START

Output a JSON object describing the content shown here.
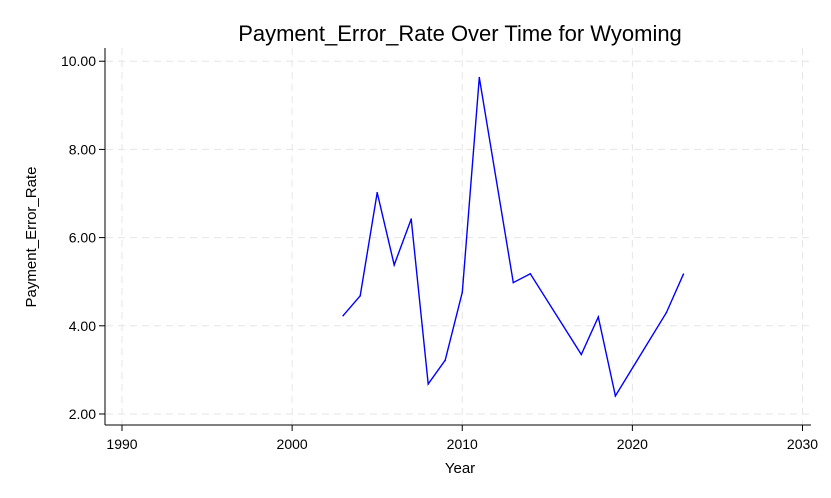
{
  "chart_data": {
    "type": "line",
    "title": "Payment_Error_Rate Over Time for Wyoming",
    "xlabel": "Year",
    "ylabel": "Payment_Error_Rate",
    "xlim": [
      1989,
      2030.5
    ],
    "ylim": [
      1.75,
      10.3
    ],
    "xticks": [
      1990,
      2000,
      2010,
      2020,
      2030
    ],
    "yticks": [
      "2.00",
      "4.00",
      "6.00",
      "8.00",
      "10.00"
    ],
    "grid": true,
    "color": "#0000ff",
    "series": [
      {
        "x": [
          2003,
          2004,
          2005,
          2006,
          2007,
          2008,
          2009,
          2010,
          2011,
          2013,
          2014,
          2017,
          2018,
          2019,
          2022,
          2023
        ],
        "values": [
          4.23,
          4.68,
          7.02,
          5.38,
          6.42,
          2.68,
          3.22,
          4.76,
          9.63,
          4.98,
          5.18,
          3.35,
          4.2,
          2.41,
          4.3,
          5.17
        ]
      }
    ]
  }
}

END
START

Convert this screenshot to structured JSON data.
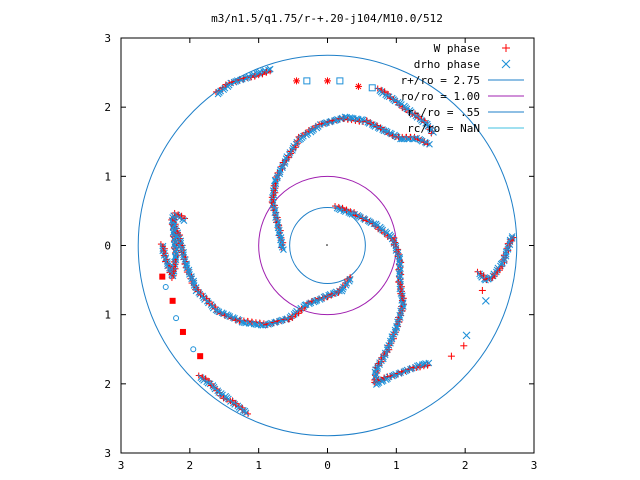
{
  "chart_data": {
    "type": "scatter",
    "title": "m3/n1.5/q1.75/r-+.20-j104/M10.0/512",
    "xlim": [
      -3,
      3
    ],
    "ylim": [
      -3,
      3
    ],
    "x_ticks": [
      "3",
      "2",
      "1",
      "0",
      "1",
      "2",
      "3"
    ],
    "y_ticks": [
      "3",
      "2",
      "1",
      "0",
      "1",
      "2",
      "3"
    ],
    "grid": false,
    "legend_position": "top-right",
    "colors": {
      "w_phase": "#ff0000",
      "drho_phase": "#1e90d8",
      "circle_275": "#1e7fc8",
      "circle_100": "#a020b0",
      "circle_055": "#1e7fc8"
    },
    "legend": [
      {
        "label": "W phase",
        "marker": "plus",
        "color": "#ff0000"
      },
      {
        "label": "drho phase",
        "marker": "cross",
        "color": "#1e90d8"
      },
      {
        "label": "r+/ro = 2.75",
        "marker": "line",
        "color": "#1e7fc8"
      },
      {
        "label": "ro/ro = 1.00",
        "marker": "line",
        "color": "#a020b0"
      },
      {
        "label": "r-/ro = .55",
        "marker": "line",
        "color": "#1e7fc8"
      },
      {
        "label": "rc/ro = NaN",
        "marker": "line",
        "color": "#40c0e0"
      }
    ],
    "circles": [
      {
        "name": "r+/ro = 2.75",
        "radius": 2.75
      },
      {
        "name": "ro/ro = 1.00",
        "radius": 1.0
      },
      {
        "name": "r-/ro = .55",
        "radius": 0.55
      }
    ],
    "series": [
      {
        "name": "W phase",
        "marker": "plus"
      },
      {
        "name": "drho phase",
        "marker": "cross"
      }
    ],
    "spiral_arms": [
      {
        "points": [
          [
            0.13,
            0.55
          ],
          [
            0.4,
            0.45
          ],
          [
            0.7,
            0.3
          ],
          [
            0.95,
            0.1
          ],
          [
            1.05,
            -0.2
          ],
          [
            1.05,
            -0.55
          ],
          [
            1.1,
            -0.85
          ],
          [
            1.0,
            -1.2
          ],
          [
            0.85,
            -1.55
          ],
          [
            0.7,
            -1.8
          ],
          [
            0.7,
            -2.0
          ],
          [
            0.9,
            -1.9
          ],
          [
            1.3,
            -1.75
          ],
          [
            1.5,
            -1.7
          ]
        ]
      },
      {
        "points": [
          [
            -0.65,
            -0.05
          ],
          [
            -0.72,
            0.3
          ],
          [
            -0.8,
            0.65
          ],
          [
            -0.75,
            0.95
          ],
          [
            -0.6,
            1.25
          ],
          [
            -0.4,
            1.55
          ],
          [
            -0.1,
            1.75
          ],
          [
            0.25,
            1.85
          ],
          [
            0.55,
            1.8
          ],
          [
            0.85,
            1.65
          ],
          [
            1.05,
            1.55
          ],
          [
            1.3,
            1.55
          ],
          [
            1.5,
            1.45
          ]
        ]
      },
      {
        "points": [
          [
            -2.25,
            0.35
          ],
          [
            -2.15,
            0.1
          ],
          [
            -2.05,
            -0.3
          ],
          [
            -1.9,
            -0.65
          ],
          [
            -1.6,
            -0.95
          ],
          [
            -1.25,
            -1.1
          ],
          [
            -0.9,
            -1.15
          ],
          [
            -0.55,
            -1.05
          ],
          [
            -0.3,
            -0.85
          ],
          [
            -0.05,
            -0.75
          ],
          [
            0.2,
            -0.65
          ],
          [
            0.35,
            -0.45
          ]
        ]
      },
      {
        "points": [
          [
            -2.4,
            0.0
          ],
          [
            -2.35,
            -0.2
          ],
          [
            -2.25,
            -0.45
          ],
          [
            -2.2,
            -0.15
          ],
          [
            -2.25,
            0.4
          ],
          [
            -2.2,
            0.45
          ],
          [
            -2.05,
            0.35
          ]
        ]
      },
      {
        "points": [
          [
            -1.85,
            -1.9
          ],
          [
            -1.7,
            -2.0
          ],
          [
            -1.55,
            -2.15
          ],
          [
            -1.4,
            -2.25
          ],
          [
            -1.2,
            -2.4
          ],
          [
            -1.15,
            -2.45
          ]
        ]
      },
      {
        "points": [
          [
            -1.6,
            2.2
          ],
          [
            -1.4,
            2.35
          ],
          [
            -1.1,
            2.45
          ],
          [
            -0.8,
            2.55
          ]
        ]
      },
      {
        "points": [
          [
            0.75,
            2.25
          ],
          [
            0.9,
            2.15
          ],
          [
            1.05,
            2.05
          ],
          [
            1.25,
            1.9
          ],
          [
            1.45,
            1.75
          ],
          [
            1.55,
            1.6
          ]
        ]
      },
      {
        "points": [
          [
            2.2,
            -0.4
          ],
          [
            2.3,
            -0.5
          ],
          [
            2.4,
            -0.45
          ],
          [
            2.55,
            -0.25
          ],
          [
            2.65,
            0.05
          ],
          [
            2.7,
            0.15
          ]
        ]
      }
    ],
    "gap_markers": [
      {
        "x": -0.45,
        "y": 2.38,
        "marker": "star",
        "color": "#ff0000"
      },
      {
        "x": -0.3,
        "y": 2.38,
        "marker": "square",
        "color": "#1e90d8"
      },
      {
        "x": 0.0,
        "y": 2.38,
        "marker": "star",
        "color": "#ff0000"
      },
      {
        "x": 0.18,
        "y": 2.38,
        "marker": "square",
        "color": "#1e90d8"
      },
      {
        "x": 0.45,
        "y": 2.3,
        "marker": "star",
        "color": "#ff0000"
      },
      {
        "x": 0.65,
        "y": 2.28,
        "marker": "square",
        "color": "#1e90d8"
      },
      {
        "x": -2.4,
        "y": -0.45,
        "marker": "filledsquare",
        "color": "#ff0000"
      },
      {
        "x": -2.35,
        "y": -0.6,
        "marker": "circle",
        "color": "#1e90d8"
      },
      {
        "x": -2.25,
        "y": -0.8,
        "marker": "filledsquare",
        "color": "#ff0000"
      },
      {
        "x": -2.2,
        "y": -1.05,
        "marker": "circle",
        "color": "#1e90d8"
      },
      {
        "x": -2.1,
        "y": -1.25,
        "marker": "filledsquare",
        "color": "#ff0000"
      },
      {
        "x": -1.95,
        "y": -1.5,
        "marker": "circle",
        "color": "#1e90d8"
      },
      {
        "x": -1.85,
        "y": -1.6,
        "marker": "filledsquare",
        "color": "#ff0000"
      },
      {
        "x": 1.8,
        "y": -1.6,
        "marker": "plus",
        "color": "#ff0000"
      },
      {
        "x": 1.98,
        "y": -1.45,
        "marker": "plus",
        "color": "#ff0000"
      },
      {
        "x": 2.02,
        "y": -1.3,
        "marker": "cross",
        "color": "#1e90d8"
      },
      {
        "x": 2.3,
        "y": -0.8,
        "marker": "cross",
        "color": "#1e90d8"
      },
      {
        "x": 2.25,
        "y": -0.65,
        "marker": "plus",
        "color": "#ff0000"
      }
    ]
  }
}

END
START

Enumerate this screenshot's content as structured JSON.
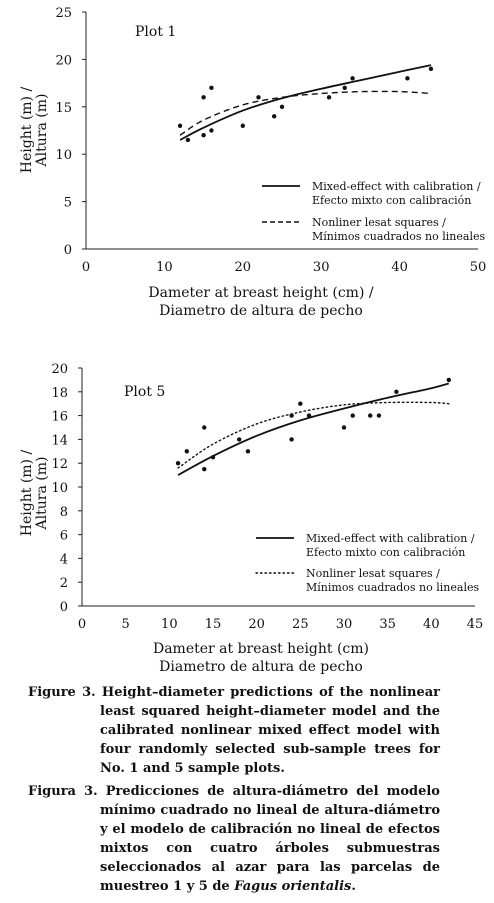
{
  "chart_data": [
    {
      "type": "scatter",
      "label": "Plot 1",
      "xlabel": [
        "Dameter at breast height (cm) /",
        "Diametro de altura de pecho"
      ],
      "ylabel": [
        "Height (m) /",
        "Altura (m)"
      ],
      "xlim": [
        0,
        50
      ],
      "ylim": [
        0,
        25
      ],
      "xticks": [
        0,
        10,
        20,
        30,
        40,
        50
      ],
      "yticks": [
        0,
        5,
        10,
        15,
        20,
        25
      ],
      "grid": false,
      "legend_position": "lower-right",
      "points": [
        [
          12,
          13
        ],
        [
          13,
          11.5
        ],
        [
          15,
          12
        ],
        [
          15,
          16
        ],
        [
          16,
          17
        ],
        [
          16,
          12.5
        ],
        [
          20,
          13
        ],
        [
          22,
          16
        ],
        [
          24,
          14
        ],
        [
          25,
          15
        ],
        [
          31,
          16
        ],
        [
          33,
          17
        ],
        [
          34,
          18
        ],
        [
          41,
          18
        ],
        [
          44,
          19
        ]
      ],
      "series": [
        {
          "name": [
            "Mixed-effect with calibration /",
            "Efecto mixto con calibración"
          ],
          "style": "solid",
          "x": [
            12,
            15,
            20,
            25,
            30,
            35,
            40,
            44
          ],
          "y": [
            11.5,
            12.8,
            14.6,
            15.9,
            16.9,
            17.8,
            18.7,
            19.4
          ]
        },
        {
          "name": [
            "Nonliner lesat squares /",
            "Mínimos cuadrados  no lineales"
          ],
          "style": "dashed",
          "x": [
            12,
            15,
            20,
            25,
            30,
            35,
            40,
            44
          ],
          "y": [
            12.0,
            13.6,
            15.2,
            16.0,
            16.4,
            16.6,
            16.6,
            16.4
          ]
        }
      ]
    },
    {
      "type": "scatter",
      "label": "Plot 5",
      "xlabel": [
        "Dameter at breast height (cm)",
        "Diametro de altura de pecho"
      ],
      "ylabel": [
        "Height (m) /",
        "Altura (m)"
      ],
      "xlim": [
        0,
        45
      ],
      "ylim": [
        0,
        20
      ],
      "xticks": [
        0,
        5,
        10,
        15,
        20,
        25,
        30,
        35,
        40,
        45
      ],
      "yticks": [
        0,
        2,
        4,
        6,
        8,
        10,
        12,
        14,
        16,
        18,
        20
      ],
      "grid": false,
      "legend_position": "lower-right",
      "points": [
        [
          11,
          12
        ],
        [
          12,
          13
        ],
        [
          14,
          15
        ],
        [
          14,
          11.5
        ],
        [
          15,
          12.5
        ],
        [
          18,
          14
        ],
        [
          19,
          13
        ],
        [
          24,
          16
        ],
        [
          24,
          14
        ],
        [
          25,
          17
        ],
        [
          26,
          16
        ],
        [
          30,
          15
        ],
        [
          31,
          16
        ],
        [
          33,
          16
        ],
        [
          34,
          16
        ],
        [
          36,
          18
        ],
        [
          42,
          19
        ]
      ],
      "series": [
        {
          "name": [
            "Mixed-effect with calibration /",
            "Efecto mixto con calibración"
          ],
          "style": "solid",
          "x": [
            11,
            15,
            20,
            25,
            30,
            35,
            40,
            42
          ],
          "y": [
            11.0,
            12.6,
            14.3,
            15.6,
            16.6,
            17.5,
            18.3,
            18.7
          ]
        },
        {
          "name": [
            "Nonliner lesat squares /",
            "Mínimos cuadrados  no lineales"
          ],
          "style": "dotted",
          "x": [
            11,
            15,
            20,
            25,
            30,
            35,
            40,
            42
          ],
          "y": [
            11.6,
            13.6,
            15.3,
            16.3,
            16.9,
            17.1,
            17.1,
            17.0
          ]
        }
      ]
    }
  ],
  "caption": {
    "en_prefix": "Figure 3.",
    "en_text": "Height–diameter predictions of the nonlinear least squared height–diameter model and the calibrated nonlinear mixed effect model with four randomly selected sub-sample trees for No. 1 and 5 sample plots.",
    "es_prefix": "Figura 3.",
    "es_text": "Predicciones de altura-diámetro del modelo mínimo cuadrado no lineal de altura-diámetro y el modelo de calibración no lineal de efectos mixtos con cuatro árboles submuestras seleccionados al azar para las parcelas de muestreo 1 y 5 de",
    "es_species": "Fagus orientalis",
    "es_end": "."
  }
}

END

**EXERCISE DETAILS:**
Copy each line above where the string "screenshot" occurs.

**SOLUTION BELOW:**
Convert this screenshot to structured JSON data.
Enumerate this screenshot's content as structured JSON.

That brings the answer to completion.